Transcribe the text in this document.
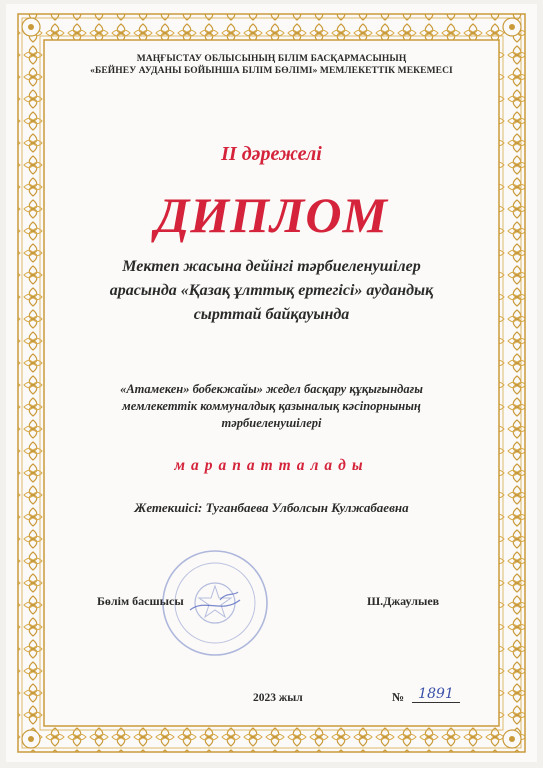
МАҢҒЫСТАУ ОБЛЫСЫНЫҢ БІЛІМ БАСҚАРМАСЫНЫҢ
«БЕЙНЕУ АУДАНЫ БОЙЫНША БІЛІМ БӨЛІМІ» МЕМЛЕКЕТТІК МЕКЕМЕСІ
II дәрежелі
ДИПЛОМ
Мектеп жасына дейінгі тәрбиеленушілер
арасында «Қазақ ұлттық ертегісі» аудандық
сырттай байқауында
«Атамекен» бобекжайы» жедел басқару құқығындағы
мемлекеттік коммуналдық қазыналық кәсіпорнының
тәрбиеленушілері
марапатталады
Жетекшісі: Туганбаева Улболсын Кулжабаевна
Бөлім басшысы	Ш.Джаулыев
2023 жыл	№	1891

================================

Exercise goal: The records are above. How many lines in them contain the word "БІЛІМ"? Give the number alone.

Response for this exercise: 2